● Objective
Write out each line of the listing as it stands, without the images.
--
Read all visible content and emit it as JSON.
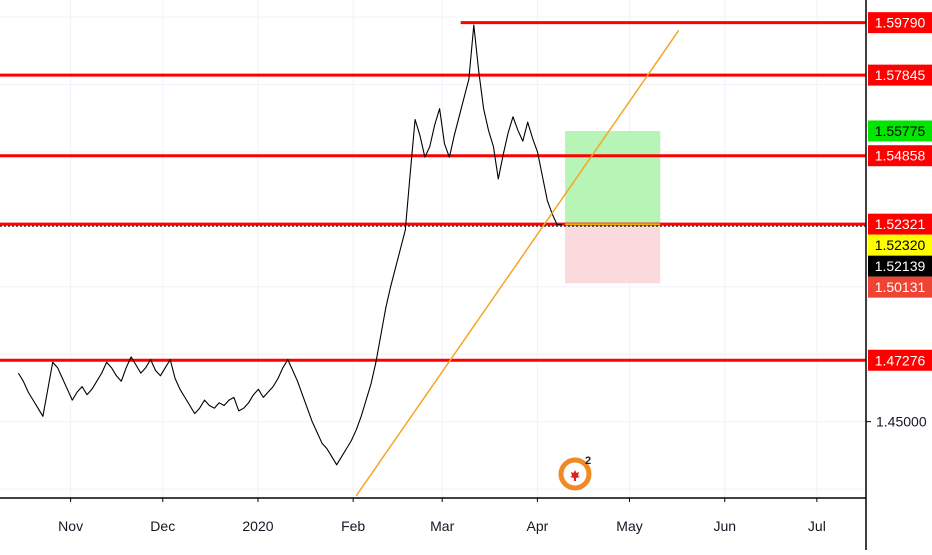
{
  "chart_data": {
    "type": "line",
    "x_ticks": [
      "Nov",
      "Dec",
      "2020",
      "Feb",
      "Mar",
      "Apr",
      "May",
      "Jun",
      "Jul"
    ],
    "y_ticks": [
      "1.45000"
    ],
    "ylim": [
      1.4217,
      1.6063
    ],
    "grid": true,
    "price_series": {
      "color": "#000000",
      "values": [
        1.468,
        1.465,
        1.461,
        1.458,
        1.455,
        1.452,
        1.462,
        1.472,
        1.47,
        1.466,
        1.462,
        1.458,
        1.461,
        1.463,
        1.46,
        1.462,
        1.465,
        1.468,
        1.472,
        1.47,
        1.467,
        1.465,
        1.47,
        1.474,
        1.471,
        1.468,
        1.47,
        1.473,
        1.469,
        1.467,
        1.47,
        1.473,
        1.466,
        1.462,
        1.459,
        1.456,
        1.453,
        1.455,
        1.458,
        1.456,
        1.455,
        1.457,
        1.456,
        1.458,
        1.459,
        1.454,
        1.455,
        1.457,
        1.46,
        1.462,
        1.459,
        1.461,
        1.463,
        1.466,
        1.47,
        1.473,
        1.469,
        1.465,
        1.46,
        1.455,
        1.45,
        1.446,
        1.442,
        1.44,
        1.437,
        1.434,
        1.437,
        1.44,
        1.443,
        1.447,
        1.452,
        1.458,
        1.464,
        1.472,
        1.482,
        1.492,
        1.5,
        1.507,
        1.514,
        1.521,
        1.542,
        1.562,
        1.556,
        1.548,
        1.552,
        1.56,
        1.566,
        1.553,
        1.548,
        1.556,
        1.563,
        1.57,
        1.577,
        1.597,
        1.58,
        1.566,
        1.558,
        1.552,
        1.54,
        1.549,
        1.557,
        1.563,
        1.558,
        1.554,
        1.561,
        1.555,
        1.55,
        1.541,
        1.532,
        1.527,
        1.523,
        1.523
      ],
      "start": "2019-10-15",
      "end": "2020-04-09"
    },
    "horizontal_levels": [
      1.5979,
      1.57845,
      1.54858,
      1.52321,
      1.47276
    ],
    "current_price_line": 1.5232,
    "trendline": {
      "color": "#f5a623",
      "points": [
        {
          "date": "2020-02-02",
          "price": 1.4225
        },
        {
          "date": "2020-05-17",
          "price": 1.595
        }
      ]
    },
    "position_box": {
      "entry": 1.5232,
      "target": 1.55775,
      "stop": 1.50131,
      "start": "2020-04-10",
      "end": "2020-05-11"
    },
    "price_labels": [
      {
        "text": "1.59790",
        "value": 1.5979,
        "bg": "#ff0000",
        "color": "#ffffff"
      },
      {
        "text": "1.57845",
        "value": 1.57845,
        "bg": "#ff0000",
        "color": "#ffffff"
      },
      {
        "text": "1.55775",
        "value": 1.55775,
        "bg": "#00e600",
        "color": "#000000"
      },
      {
        "text": "1.54858",
        "value": 1.54858,
        "bg": "#ff0000",
        "color": "#ffffff"
      },
      {
        "text": "1.52321",
        "value": 1.52321,
        "bg": "#ff0000",
        "color": "#ffffff"
      },
      {
        "text": "1.52320",
        "value": 1.5232,
        "bg": "#ffff00",
        "color": "#000000"
      },
      {
        "text": "1.52139",
        "value": 1.52139,
        "bg": "#000000",
        "color": "#ffffff"
      },
      {
        "text": "1.50131",
        "value": 1.50131,
        "bg": "#ee4433",
        "color": "#ffffff"
      },
      {
        "text": "1.47276",
        "value": 1.47276,
        "bg": "#ff0000",
        "color": "#ffffff"
      }
    ],
    "colors": {
      "level_line": "#ff0000",
      "target_zone": "#b7f5b7",
      "stop_zone": "#fadadd",
      "grid": "#f0f3fa",
      "axis": "#000000"
    }
  },
  "logo": {
    "text": "2"
  }
}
--
● Result
Read all visible content and emit it as JSON.
{
  "chart_data": {
    "type": "line",
    "x_ticks": [
      "Nov",
      "Dec",
      "2020",
      "Feb",
      "Mar",
      "Apr",
      "May",
      "Jun",
      "Jul"
    ],
    "y_ticks": [
      "1.45000"
    ],
    "ylim": [
      1.4217,
      1.6063
    ],
    "grid": true,
    "price_series": {
      "color": "#000000",
      "values": [
        1.468,
        1.465,
        1.461,
        1.458,
        1.455,
        1.452,
        1.462,
        1.472,
        1.47,
        1.466,
        1.462,
        1.458,
        1.461,
        1.463,
        1.46,
        1.462,
        1.465,
        1.468,
        1.472,
        1.47,
        1.467,
        1.465,
        1.47,
        1.474,
        1.471,
        1.468,
        1.47,
        1.473,
        1.469,
        1.467,
        1.47,
        1.473,
        1.466,
        1.462,
        1.459,
        1.456,
        1.453,
        1.455,
        1.458,
        1.456,
        1.455,
        1.457,
        1.456,
        1.458,
        1.459,
        1.454,
        1.455,
        1.457,
        1.46,
        1.462,
        1.459,
        1.461,
        1.463,
        1.466,
        1.47,
        1.473,
        1.469,
        1.465,
        1.46,
        1.455,
        1.45,
        1.446,
        1.442,
        1.44,
        1.437,
        1.434,
        1.437,
        1.44,
        1.443,
        1.447,
        1.452,
        1.458,
        1.464,
        1.472,
        1.482,
        1.492,
        1.5,
        1.507,
        1.514,
        1.521,
        1.542,
        1.562,
        1.556,
        1.548,
        1.552,
        1.56,
        1.566,
        1.553,
        1.548,
        1.556,
        1.563,
        1.57,
        1.577,
        1.597,
        1.58,
        1.566,
        1.558,
        1.552,
        1.54,
        1.549,
        1.557,
        1.563,
        1.558,
        1.554,
        1.561,
        1.555,
        1.55,
        1.541,
        1.532,
        1.527,
        1.523,
        1.523
      ],
      "start": "2019-10-15",
      "end": "2020-04-09"
    },
    "horizontal_levels": [
      1.5979,
      1.57845,
      1.54858,
      1.52321,
      1.47276
    ],
    "current_price_line": 1.5232,
    "trendline": {
      "color": "#f5a623",
      "points": [
        {
          "date": "2020-02-02",
          "price": 1.4225
        },
        {
          "date": "2020-05-17",
          "price": 1.595
        }
      ]
    },
    "position_box": {
      "entry": 1.5232,
      "target": 1.55775,
      "stop": 1.50131,
      "start": "2020-04-10",
      "end": "2020-05-11"
    },
    "price_labels": [
      {
        "text": "1.59790",
        "value": 1.5979,
        "bg": "#ff0000",
        "color": "#ffffff"
      },
      {
        "text": "1.57845",
        "value": 1.57845,
        "bg": "#ff0000",
        "color": "#ffffff"
      },
      {
        "text": "1.55775",
        "value": 1.55775,
        "bg": "#00e600",
        "color": "#000000"
      },
      {
        "text": "1.54858",
        "value": 1.54858,
        "bg": "#ff0000",
        "color": "#ffffff"
      },
      {
        "text": "1.52321",
        "value": 1.52321,
        "bg": "#ff0000",
        "color": "#ffffff"
      },
      {
        "text": "1.52320",
        "value": 1.5232,
        "bg": "#ffff00",
        "color": "#000000"
      },
      {
        "text": "1.52139",
        "value": 1.52139,
        "bg": "#000000",
        "color": "#ffffff"
      },
      {
        "text": "1.50131",
        "value": 1.50131,
        "bg": "#ee4433",
        "color": "#ffffff"
      },
      {
        "text": "1.47276",
        "value": 1.47276,
        "bg": "#ff0000",
        "color": "#ffffff"
      }
    ],
    "colors": {
      "level_line": "#ff0000",
      "target_zone": "#b7f5b7",
      "stop_zone": "#fadadd",
      "grid": "#f0f3fa",
      "axis": "#000000"
    }
  },
  "logo": {
    "text": "2"
  }
}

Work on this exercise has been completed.